REQUIREMENT: Identify the lines containing the word "Liquidity". Copy each one.

** Start RECORDS SHOWN **

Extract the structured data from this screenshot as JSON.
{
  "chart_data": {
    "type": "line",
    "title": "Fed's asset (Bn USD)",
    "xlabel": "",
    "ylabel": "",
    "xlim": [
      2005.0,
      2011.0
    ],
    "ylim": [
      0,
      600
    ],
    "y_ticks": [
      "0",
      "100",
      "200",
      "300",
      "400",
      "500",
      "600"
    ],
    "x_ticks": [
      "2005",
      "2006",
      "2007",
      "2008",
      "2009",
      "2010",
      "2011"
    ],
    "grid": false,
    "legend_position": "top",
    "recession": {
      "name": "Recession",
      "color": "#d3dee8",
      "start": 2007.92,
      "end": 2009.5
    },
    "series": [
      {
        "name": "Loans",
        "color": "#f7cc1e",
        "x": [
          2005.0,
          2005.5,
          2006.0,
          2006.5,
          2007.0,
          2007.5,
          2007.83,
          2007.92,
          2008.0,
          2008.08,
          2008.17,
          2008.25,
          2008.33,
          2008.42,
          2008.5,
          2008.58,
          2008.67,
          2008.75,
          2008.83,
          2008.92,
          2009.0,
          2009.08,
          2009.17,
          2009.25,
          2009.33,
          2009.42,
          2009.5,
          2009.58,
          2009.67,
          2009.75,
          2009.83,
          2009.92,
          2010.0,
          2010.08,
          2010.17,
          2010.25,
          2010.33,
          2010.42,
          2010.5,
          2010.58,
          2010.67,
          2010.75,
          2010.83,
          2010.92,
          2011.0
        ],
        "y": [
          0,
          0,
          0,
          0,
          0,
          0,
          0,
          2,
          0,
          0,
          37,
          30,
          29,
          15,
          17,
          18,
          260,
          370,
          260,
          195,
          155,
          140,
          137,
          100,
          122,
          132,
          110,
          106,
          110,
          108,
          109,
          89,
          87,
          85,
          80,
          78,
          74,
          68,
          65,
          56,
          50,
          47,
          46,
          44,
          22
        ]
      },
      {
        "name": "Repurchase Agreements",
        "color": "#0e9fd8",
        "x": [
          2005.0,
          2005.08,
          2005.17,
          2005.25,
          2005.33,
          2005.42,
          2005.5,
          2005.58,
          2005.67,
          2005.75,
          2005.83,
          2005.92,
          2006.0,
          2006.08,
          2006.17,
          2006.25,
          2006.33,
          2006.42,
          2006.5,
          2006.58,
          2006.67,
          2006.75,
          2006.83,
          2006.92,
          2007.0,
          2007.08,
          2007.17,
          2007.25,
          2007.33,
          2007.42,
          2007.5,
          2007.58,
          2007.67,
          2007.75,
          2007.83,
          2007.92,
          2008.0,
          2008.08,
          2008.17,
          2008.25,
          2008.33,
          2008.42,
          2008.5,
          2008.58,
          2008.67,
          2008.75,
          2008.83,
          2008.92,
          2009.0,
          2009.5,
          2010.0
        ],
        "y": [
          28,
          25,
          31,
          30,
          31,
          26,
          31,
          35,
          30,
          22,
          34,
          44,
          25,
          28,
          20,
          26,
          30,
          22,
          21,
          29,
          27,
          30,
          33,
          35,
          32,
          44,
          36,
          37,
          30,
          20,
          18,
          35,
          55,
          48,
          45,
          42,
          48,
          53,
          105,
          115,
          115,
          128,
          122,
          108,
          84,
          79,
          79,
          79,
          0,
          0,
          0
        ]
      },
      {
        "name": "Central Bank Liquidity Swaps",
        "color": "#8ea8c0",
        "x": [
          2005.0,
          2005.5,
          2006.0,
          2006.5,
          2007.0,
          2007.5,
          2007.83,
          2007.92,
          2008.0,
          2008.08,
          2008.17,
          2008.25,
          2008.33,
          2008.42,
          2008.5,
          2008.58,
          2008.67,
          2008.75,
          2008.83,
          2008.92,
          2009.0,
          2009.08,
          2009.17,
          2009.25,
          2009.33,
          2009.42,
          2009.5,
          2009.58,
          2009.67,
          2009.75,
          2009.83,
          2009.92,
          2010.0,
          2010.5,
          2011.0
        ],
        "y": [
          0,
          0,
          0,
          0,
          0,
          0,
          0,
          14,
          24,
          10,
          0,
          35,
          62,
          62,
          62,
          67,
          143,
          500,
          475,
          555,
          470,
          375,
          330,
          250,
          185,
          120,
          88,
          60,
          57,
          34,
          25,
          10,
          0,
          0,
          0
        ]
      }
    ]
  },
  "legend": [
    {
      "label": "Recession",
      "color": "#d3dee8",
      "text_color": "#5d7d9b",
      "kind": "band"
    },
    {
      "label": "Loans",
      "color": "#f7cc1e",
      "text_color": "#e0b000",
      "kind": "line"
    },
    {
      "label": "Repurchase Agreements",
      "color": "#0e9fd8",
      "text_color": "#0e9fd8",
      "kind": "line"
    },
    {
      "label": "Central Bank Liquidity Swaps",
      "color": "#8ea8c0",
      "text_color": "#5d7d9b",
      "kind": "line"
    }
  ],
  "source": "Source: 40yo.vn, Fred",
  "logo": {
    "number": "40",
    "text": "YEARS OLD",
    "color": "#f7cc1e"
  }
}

** End RECORDS SHOWN **
** Start RECORDS SHOWN **

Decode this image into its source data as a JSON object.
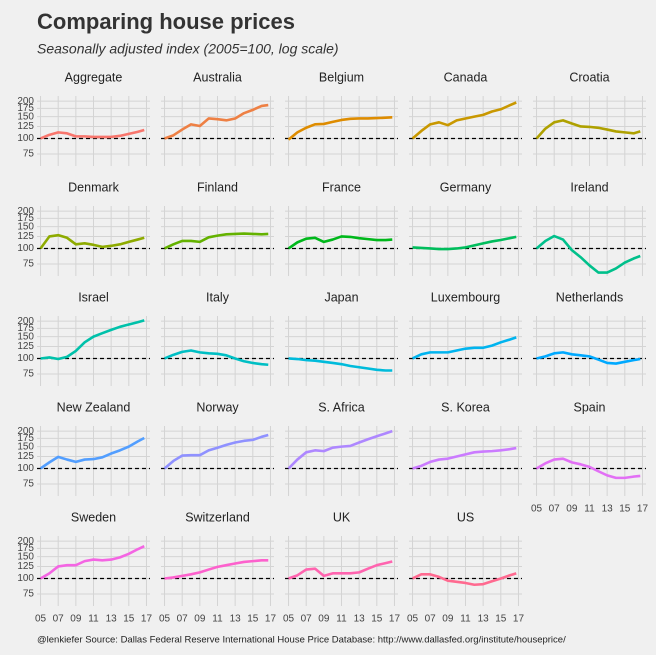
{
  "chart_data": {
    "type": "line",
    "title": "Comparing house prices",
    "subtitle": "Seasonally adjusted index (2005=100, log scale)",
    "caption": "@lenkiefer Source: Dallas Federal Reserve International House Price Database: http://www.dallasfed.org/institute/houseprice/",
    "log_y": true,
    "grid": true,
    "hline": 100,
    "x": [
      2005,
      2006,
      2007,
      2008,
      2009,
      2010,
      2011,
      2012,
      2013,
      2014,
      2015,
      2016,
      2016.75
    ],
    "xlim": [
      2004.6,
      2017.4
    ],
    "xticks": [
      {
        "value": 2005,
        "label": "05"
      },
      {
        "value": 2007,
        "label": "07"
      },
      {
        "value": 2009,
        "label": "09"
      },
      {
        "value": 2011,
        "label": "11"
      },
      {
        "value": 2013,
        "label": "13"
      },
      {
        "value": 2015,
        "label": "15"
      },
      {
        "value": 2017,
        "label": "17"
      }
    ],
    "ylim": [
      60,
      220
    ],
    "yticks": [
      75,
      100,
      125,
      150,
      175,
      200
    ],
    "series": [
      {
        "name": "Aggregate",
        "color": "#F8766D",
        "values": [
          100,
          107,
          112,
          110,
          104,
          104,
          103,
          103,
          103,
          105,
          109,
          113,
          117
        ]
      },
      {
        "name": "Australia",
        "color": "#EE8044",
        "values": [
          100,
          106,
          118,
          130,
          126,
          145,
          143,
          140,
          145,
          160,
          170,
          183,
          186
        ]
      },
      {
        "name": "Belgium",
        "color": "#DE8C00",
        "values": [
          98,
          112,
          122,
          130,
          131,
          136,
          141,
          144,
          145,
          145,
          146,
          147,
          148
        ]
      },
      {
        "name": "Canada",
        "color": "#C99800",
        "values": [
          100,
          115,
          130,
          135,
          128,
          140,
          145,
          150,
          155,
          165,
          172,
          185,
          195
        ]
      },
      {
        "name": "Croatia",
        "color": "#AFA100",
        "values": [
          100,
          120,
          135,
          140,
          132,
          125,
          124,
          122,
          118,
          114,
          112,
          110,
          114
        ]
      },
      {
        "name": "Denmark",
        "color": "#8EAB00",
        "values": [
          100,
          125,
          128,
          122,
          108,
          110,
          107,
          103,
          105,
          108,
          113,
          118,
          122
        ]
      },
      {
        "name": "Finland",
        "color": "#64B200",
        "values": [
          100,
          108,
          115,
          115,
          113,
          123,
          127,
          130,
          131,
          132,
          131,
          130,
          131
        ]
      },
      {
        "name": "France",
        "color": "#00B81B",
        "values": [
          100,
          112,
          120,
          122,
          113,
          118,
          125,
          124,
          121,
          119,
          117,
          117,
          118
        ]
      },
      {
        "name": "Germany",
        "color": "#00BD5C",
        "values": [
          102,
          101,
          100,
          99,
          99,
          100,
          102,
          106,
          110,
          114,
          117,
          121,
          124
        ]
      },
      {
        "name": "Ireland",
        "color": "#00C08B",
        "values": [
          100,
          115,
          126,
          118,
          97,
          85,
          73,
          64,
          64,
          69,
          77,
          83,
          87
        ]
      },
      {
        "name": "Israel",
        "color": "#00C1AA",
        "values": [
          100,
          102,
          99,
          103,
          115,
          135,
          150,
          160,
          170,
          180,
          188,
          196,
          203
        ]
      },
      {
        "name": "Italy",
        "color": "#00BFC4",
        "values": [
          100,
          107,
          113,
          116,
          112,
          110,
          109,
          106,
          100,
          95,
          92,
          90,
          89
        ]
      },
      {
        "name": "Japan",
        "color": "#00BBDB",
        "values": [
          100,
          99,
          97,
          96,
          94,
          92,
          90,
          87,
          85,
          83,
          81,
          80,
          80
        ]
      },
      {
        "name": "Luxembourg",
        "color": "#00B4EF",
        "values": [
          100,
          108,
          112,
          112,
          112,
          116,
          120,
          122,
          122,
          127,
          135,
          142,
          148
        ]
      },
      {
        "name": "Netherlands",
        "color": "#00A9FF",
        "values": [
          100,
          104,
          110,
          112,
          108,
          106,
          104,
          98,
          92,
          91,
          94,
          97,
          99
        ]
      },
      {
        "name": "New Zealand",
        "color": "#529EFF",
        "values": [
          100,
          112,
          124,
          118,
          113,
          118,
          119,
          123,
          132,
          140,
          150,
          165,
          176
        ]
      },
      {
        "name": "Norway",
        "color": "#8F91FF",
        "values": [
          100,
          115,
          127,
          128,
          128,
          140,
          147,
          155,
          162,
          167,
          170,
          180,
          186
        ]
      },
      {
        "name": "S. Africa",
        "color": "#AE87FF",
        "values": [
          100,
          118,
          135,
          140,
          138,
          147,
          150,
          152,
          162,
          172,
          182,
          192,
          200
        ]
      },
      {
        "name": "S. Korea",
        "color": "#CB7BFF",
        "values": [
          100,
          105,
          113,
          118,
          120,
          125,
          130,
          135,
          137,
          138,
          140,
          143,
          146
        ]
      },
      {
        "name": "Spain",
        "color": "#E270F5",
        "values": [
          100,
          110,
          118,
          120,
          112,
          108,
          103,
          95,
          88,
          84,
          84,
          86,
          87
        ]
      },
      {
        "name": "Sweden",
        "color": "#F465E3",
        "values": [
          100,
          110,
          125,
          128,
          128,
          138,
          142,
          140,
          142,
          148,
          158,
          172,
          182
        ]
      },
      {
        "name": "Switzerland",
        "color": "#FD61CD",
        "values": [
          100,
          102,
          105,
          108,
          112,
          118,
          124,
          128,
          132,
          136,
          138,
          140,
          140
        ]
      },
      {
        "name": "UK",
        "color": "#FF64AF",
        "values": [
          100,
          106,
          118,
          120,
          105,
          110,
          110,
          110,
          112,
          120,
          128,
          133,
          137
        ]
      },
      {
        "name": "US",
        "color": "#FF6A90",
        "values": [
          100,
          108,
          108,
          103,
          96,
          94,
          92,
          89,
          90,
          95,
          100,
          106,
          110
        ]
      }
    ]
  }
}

** End RECORDS SHOWN **

RESULT OF THIS EXERCISE:
        "name": "Central Bank Liquidity Swaps",
      "label": "Central Bank Liquidity Swaps",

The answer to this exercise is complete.